[START Raw records]
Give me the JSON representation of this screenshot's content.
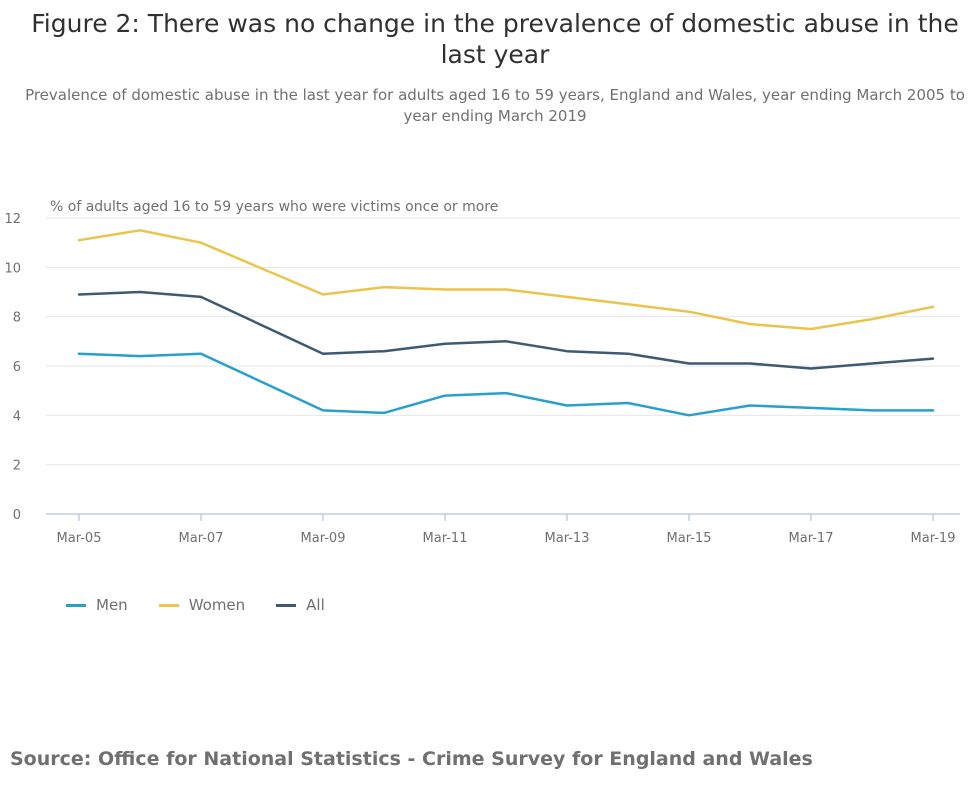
{
  "title": "Figure 2: There was no change in the prevalence of domestic abuse in the last year",
  "subtitle": "Prevalence of domestic abuse in the last year for adults aged 16 to 59 years, England and Wales, year ending March 2005 to year ending March 2019",
  "source": "Source: Office for National Statistics - Crime Survey for England and Wales",
  "chart_data": {
    "type": "line",
    "ylabel": "% of adults aged 16 to 59 years who were victims once or more",
    "xlabel": "",
    "ylim": [
      0,
      12
    ],
    "yticks": [
      0,
      2,
      4,
      6,
      8,
      10,
      12
    ],
    "x": [
      "Mar-05",
      "Mar-06",
      "Mar-07",
      "Mar-08",
      "Mar-09",
      "Mar-10",
      "Mar-11",
      "Mar-12",
      "Mar-13",
      "Mar-14",
      "Mar-15",
      "Mar-16",
      "Mar-17",
      "Mar-18",
      "Mar-19"
    ],
    "xtick_labels": [
      "Mar-05",
      "Mar-07",
      "Mar-09",
      "Mar-11",
      "Mar-13",
      "Mar-15",
      "Mar-17",
      "Mar-19"
    ],
    "grid": "horizontal",
    "legend_position": "bottom-left",
    "series": [
      {
        "name": "Men",
        "color": "#27a0cc",
        "values": [
          6.5,
          6.4,
          6.5,
          null,
          4.2,
          4.1,
          4.8,
          4.9,
          4.4,
          4.5,
          4.0,
          4.4,
          4.3,
          4.2,
          4.2
        ]
      },
      {
        "name": "Women",
        "color": "#e9c54c",
        "values": [
          11.1,
          11.5,
          11.0,
          null,
          8.9,
          9.2,
          9.1,
          9.1,
          8.8,
          8.5,
          8.2,
          7.7,
          7.5,
          7.9,
          8.4
        ]
      },
      {
        "name": "All",
        "color": "#3e5a72",
        "values": [
          8.9,
          9.0,
          8.8,
          null,
          6.5,
          6.6,
          6.9,
          7.0,
          6.6,
          6.5,
          6.1,
          6.1,
          5.9,
          6.1,
          6.3
        ]
      }
    ]
  }
}
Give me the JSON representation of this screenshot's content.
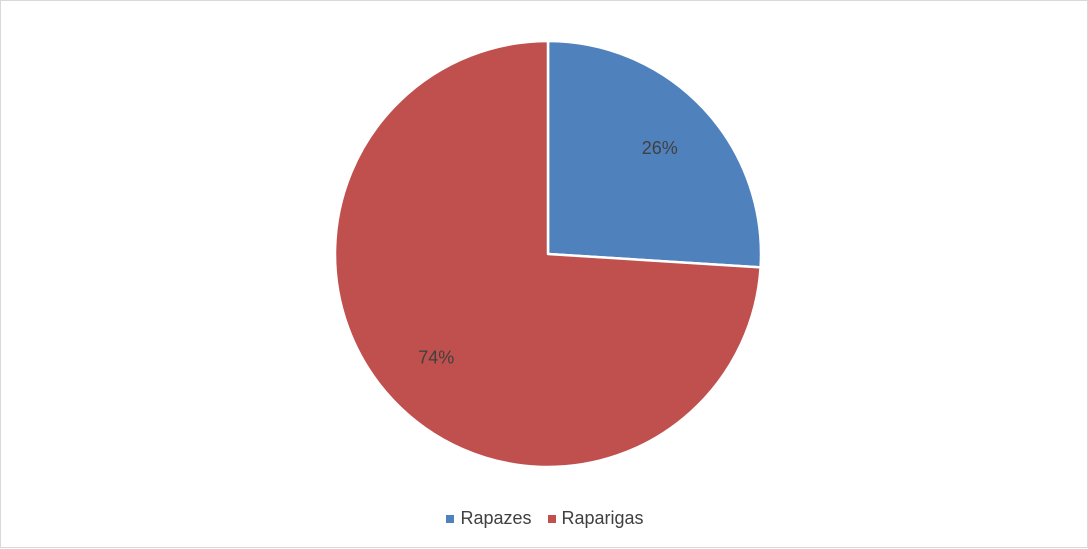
{
  "chart_data": {
    "type": "pie",
    "title": "",
    "legend_position": "bottom",
    "slices": [
      {
        "name": "Rapazes",
        "value": 26,
        "label": "26%",
        "color": "#4F81BD"
      },
      {
        "name": "Raparigas",
        "value": 74,
        "label": "74%",
        "color": "#C0504D"
      }
    ]
  },
  "legend": {
    "items": [
      {
        "label": "Rapazes",
        "color": "#4F81BD"
      },
      {
        "label": "Raparigas",
        "color": "#C0504D"
      }
    ]
  }
}
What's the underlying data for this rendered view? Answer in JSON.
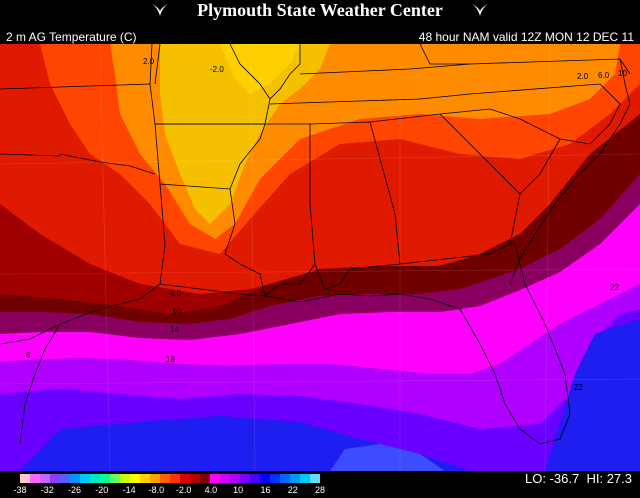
{
  "header": {
    "title": "Plymouth State Weather Center",
    "field_label": "2 m AG Temperature (C)",
    "valid_label": "48 hour NAM valid 12Z MON 12 DEC 11"
  },
  "contour_labels": [
    "-2.0",
    "2.0",
    "2.0",
    "6.0",
    "10",
    "4.0",
    "10",
    "14",
    "18",
    "6",
    "22",
    "22"
  ],
  "legend": {
    "ticks": [
      "-38",
      "-32",
      "-26",
      "-20",
      "-14",
      "-8.0",
      "-2.0",
      "4.0",
      "10",
      "16",
      "22",
      "28"
    ],
    "colors": [
      "#ffc8c8",
      "#ff64ff",
      "#c864ff",
      "#8c3cff",
      "#5a5aff",
      "#0096ff",
      "#00c8ff",
      "#00e6c8",
      "#00ff96",
      "#64ff64",
      "#c8ff00",
      "#ffff00",
      "#ffd200",
      "#ffa000",
      "#ff6400",
      "#ff3200",
      "#dc0000",
      "#b40000",
      "#7d0000",
      "#ff00ff",
      "#d200ff",
      "#aa00ff",
      "#7d00ff",
      "#4b00ff",
      "#0000ff",
      "#0032ff",
      "#0064ff",
      "#0096ff",
      "#00c8ff",
      "#64dcff"
    ],
    "lo_label": "LO: -36.7",
    "hi_label": "HI: 27.3"
  },
  "colors": {
    "band_warm_yellow": "#f5c000",
    "band_orange": "#ff8c00",
    "band_red_orange": "#ff4500",
    "band_red": "#e01a00",
    "band_dark_red": "#a00000",
    "band_maroon": "#700000",
    "band_purple_dark": "#8a0060",
    "band_magenta": "#ff00ff",
    "band_violet": "#b000ff",
    "band_indigo": "#6a00ff",
    "band_blue": "#1e1ef0"
  }
}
[END Raw records]
> **Problem description**
Spot every line that holds "abuse" and copy it.

> **Final result**
  "title": "Figure 2: There was no change in the prevalence of domestic abuse in the last year",
  "subtitle": "Prevalence of domestic abuse in the last year for adults aged 16 to 59 years, England and Wales, year ending March 2005 to year ending March 2019",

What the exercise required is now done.